### Requirements:
Determine the number of lines that have the string "screenshot" in them, and give only that number.

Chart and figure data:
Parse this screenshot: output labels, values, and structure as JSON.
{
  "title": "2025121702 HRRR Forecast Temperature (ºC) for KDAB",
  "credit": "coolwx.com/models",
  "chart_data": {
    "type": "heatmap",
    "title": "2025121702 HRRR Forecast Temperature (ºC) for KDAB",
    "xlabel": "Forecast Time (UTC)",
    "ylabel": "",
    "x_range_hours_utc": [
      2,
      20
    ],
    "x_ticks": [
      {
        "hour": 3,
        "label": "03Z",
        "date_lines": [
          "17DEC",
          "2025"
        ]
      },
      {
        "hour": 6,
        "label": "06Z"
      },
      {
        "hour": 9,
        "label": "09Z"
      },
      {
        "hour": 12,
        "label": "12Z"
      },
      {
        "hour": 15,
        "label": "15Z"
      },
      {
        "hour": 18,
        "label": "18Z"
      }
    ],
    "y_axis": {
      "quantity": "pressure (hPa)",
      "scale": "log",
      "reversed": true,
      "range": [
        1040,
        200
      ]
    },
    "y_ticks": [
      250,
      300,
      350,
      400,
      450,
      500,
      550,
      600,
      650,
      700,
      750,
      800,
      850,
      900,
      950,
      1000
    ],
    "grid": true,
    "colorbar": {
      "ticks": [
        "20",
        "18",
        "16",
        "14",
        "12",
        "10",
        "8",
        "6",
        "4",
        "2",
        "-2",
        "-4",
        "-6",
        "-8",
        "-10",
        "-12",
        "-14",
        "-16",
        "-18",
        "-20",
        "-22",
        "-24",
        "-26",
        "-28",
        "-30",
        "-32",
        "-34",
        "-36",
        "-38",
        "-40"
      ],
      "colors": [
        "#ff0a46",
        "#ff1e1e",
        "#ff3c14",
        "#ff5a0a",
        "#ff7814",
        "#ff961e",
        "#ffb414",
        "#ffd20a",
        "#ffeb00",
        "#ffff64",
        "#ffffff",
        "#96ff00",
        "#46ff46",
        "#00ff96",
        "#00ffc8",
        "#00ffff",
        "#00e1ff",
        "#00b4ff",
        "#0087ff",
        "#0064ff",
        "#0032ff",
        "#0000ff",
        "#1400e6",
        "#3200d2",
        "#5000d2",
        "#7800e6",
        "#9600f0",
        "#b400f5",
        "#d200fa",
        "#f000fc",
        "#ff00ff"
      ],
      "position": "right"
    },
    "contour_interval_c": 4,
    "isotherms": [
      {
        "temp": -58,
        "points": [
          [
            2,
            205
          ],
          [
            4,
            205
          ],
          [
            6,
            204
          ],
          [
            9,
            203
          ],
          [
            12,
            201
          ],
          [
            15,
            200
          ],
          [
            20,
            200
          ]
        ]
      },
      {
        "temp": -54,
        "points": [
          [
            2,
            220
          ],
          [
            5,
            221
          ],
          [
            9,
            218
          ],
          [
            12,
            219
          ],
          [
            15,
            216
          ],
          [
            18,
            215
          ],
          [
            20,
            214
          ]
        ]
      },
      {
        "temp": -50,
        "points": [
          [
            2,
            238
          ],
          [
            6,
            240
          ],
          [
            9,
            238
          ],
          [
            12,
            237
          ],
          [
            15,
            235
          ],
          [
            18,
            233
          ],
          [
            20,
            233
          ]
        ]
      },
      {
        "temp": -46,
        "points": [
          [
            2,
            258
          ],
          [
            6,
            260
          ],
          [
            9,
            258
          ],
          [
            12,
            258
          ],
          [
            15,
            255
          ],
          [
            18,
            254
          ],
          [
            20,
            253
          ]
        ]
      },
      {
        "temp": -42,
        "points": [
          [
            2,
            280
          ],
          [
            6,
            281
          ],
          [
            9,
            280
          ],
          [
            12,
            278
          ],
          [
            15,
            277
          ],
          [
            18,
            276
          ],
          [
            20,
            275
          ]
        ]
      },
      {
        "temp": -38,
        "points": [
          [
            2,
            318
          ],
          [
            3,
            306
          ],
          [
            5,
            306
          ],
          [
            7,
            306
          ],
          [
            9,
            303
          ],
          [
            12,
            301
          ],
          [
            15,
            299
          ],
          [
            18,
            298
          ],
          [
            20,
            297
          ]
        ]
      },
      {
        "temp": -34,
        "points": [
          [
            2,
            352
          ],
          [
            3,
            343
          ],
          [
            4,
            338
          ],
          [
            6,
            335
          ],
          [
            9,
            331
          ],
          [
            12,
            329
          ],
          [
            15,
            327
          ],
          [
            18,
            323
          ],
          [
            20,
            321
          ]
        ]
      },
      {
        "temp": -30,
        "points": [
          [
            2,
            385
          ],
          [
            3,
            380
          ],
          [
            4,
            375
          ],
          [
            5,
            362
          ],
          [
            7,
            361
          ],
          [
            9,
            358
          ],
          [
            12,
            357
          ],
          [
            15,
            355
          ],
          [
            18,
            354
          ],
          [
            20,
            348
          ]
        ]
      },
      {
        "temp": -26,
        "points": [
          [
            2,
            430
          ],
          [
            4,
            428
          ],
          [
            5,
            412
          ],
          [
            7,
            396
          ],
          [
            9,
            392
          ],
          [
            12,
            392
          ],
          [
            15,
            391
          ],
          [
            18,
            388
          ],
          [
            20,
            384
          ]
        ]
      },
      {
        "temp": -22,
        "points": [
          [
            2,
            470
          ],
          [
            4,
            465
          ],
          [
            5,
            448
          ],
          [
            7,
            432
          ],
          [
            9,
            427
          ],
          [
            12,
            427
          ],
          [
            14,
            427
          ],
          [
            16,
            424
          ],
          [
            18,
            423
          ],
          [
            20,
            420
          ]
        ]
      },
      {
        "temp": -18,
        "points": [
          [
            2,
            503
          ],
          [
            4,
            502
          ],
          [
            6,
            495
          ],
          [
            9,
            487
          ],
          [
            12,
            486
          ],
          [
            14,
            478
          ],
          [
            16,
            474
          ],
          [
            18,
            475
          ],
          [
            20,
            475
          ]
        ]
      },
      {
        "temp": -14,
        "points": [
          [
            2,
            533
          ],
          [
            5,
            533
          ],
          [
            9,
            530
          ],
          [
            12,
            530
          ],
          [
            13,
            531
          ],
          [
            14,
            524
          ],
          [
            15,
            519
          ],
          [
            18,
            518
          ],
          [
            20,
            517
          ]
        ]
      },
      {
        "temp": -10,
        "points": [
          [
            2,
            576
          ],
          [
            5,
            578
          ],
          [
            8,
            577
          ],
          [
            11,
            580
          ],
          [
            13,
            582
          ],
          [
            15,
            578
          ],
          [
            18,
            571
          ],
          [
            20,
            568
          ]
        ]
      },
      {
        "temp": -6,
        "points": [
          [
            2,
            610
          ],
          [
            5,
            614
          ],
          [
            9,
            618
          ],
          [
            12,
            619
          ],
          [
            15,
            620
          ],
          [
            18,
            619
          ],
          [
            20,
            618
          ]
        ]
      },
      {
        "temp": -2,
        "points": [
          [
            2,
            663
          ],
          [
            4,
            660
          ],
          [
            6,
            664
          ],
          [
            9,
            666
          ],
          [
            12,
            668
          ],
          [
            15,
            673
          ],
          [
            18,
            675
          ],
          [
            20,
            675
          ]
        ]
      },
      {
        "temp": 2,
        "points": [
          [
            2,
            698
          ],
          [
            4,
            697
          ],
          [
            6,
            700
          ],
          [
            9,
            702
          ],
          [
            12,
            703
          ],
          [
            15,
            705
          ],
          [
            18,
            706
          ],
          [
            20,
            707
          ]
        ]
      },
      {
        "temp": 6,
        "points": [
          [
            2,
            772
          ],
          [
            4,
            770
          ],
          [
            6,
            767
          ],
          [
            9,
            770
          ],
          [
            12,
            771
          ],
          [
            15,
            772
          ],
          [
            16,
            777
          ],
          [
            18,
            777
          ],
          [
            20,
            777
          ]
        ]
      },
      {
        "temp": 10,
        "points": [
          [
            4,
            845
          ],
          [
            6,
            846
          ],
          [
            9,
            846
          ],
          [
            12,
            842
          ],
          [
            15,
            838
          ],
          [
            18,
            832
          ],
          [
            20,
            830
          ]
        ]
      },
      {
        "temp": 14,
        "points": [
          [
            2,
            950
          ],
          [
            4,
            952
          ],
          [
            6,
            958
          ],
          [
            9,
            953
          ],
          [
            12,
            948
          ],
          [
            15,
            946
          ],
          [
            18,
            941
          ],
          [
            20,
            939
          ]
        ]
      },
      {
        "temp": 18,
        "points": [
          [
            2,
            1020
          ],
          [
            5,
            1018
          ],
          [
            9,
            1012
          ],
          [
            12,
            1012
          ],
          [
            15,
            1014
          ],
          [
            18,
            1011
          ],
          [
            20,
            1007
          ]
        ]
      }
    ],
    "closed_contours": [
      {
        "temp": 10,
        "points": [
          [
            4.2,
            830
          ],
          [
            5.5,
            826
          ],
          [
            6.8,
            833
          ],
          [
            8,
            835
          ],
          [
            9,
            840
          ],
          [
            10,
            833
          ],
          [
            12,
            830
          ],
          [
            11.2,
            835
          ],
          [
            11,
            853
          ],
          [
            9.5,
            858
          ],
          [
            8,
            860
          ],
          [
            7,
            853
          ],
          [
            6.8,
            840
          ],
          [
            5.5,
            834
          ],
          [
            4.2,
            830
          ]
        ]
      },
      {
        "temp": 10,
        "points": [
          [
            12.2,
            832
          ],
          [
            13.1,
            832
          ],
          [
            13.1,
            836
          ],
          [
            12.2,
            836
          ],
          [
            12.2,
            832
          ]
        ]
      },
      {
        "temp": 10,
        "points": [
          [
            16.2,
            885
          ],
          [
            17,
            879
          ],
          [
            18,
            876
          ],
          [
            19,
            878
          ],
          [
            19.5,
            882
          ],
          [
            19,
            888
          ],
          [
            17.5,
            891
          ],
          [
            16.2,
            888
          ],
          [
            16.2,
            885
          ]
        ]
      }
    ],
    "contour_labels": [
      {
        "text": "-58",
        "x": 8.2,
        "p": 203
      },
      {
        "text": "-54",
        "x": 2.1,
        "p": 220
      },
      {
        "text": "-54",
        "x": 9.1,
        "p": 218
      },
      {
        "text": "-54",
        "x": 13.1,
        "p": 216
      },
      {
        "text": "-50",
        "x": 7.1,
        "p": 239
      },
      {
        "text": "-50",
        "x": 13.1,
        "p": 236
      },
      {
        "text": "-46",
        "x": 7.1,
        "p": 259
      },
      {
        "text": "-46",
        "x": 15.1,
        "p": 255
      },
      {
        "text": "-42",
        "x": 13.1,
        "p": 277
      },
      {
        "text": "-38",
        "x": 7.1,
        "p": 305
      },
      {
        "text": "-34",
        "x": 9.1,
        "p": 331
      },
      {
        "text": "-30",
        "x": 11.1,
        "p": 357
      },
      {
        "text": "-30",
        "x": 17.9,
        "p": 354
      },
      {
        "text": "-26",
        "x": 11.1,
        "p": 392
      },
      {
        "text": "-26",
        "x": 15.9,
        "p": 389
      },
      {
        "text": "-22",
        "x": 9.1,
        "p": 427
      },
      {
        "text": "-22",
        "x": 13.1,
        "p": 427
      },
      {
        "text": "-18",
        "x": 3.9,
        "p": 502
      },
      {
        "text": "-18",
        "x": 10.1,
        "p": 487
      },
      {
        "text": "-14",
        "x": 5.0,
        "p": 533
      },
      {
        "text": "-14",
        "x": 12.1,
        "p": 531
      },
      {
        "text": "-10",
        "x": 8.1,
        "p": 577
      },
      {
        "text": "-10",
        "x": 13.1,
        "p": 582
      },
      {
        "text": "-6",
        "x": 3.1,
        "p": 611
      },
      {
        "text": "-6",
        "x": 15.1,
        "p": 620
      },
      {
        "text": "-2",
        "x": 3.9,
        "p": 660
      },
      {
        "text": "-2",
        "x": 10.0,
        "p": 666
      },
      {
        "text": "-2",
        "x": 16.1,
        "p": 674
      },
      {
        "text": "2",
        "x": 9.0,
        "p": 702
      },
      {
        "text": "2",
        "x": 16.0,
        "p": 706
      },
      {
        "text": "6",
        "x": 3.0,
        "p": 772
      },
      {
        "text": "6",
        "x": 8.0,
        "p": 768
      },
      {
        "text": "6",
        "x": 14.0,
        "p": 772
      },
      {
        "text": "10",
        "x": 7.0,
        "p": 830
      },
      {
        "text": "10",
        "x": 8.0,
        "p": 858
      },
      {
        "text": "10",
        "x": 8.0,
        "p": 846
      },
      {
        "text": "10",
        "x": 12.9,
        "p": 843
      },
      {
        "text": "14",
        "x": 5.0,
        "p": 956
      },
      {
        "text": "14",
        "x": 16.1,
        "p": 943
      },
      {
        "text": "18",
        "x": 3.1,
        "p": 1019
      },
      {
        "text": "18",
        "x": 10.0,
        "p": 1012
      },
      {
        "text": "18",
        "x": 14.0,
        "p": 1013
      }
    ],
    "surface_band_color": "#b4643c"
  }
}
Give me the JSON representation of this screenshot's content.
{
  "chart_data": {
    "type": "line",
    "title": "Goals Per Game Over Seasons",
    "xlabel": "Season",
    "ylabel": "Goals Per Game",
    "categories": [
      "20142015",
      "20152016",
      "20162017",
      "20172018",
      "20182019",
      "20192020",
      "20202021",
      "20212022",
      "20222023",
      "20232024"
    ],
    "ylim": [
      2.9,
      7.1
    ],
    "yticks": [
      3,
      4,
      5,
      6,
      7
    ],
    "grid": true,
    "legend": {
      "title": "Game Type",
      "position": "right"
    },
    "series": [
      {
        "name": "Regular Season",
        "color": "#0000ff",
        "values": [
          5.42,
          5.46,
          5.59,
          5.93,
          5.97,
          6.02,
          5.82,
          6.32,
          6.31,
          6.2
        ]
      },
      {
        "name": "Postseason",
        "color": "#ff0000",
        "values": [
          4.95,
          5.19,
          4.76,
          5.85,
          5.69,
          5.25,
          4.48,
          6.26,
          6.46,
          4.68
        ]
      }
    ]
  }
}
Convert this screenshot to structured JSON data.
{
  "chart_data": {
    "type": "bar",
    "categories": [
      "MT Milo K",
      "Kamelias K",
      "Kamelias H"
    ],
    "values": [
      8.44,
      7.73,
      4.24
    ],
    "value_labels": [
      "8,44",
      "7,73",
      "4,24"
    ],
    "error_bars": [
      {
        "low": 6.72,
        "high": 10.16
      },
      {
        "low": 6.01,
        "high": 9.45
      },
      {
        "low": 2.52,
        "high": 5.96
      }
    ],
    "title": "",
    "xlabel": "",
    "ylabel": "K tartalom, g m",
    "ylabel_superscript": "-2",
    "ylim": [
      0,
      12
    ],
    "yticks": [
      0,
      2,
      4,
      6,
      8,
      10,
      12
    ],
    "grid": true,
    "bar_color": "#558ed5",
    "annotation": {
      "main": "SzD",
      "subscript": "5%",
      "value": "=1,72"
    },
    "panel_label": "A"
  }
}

### Worked answer:
3